Chart and figure data:
**********

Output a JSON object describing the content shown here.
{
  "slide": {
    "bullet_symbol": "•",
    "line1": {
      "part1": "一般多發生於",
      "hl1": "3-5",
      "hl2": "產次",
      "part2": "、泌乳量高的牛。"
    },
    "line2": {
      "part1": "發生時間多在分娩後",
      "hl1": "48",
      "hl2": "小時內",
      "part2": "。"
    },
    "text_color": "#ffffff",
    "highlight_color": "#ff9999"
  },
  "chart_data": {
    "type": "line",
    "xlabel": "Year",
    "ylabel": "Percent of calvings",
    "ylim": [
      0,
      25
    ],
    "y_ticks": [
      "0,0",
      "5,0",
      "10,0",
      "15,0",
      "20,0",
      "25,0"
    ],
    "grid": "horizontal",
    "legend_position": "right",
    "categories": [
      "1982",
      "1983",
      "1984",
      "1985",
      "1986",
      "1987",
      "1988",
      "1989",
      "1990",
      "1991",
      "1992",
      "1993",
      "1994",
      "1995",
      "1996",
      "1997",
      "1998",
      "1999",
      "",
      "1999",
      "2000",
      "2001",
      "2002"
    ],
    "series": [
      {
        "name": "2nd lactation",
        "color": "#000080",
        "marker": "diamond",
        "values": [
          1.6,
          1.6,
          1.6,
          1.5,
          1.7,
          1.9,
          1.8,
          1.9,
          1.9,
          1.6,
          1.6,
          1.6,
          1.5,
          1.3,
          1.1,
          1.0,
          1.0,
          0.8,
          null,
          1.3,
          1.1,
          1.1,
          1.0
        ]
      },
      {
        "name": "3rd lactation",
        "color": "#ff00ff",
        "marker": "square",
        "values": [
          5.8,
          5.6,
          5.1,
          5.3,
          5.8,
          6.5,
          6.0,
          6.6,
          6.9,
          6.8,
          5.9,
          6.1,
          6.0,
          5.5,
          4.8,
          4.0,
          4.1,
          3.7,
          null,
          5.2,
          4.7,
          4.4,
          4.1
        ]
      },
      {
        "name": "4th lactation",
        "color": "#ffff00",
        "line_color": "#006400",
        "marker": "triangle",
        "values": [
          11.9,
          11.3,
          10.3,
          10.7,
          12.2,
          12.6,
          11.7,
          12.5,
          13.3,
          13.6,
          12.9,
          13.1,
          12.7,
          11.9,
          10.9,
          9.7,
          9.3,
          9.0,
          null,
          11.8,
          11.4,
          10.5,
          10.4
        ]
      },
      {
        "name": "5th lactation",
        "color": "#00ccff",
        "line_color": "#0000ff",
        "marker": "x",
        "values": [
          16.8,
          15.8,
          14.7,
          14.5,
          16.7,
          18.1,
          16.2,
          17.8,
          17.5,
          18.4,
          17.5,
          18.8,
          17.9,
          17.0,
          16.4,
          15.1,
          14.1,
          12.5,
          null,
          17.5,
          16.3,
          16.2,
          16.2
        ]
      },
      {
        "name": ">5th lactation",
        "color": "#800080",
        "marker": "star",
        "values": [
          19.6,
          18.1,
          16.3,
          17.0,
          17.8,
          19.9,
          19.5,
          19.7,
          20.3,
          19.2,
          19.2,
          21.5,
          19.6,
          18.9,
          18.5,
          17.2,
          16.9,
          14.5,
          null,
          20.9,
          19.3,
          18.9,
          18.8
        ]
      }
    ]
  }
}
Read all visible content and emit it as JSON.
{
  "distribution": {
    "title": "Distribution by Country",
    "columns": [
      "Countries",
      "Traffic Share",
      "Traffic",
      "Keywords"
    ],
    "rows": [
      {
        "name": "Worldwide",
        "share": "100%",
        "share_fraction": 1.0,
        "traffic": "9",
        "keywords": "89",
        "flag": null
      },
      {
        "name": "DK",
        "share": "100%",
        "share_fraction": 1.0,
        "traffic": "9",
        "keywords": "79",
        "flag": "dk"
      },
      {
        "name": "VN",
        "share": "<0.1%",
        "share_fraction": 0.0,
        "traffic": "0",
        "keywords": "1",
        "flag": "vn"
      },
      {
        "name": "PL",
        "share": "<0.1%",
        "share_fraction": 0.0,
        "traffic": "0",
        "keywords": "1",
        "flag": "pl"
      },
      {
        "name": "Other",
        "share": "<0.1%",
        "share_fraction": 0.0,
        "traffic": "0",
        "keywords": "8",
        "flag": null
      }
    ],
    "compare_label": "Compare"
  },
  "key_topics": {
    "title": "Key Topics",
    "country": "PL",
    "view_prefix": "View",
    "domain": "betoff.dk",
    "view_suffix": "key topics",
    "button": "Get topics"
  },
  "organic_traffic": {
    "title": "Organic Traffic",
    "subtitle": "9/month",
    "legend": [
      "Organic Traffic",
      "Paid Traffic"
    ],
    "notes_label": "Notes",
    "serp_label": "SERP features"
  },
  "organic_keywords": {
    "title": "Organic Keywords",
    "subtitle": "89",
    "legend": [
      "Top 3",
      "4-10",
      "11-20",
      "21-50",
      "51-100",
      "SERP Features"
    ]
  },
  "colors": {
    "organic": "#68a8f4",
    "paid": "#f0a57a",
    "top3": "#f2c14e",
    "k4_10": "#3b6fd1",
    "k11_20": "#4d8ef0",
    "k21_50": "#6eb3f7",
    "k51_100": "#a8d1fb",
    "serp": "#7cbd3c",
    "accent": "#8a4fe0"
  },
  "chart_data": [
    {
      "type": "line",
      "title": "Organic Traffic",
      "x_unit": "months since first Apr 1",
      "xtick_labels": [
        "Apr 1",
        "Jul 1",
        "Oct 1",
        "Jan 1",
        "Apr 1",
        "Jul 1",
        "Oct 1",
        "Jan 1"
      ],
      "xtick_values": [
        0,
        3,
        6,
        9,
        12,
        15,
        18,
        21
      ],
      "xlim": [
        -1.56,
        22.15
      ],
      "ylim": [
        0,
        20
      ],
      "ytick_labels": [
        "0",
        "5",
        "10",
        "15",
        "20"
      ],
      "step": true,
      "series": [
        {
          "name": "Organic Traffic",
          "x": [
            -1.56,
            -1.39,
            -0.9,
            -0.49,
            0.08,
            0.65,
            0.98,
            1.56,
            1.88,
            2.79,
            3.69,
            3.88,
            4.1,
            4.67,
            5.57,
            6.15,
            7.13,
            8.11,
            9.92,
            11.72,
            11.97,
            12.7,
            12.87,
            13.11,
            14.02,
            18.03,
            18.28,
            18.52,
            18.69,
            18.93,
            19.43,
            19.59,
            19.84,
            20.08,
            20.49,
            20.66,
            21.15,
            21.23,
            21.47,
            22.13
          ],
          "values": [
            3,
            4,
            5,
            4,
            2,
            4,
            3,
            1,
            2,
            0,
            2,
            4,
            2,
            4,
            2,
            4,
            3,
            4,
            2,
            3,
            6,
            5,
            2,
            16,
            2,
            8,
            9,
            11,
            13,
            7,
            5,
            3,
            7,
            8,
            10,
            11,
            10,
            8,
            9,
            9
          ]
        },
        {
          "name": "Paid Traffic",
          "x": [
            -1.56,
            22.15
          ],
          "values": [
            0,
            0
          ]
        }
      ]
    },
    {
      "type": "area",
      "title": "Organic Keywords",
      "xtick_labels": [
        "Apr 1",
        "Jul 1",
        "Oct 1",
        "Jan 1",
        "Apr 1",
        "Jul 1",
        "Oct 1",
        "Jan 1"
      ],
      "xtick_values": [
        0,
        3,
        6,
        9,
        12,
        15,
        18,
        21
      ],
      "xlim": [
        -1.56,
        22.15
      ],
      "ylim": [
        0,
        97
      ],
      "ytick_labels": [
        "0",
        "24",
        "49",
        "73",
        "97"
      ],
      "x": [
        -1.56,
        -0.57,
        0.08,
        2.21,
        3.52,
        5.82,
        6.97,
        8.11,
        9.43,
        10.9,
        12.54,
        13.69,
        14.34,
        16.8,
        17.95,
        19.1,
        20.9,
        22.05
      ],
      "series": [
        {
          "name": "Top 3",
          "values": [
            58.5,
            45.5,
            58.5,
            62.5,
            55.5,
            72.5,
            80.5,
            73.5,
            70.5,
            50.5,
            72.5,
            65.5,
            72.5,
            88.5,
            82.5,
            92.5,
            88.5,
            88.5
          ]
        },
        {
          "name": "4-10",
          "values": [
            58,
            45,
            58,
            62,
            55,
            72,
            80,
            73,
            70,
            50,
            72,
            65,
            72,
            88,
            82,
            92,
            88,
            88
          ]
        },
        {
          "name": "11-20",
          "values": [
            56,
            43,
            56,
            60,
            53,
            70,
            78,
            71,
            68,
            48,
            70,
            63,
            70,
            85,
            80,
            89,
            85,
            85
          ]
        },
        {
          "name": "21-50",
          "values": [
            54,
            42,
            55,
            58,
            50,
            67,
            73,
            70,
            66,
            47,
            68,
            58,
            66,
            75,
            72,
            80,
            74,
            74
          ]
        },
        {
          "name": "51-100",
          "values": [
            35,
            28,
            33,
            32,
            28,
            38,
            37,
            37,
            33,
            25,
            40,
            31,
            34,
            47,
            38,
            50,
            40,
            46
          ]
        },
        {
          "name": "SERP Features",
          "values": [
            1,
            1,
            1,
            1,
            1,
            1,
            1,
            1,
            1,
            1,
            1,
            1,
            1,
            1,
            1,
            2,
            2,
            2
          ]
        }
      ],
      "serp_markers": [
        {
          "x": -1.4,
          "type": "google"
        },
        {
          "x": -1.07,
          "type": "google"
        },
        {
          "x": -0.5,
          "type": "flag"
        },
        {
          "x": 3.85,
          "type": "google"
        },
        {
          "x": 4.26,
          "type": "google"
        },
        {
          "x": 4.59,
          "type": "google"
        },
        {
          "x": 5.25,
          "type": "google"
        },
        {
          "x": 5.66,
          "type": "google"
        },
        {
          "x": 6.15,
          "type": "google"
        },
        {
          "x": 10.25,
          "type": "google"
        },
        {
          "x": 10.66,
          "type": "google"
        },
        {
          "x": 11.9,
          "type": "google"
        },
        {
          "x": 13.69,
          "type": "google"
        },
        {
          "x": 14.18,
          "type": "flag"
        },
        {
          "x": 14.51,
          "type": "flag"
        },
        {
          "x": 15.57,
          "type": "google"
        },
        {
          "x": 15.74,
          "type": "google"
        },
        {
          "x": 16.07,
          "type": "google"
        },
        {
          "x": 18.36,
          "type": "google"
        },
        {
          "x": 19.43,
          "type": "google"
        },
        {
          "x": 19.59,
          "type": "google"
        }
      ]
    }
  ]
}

**********

EXERCISE PROMPT | Report how many lines of the records above contain the word "JSON", giving only the number.

THE REPLY | 2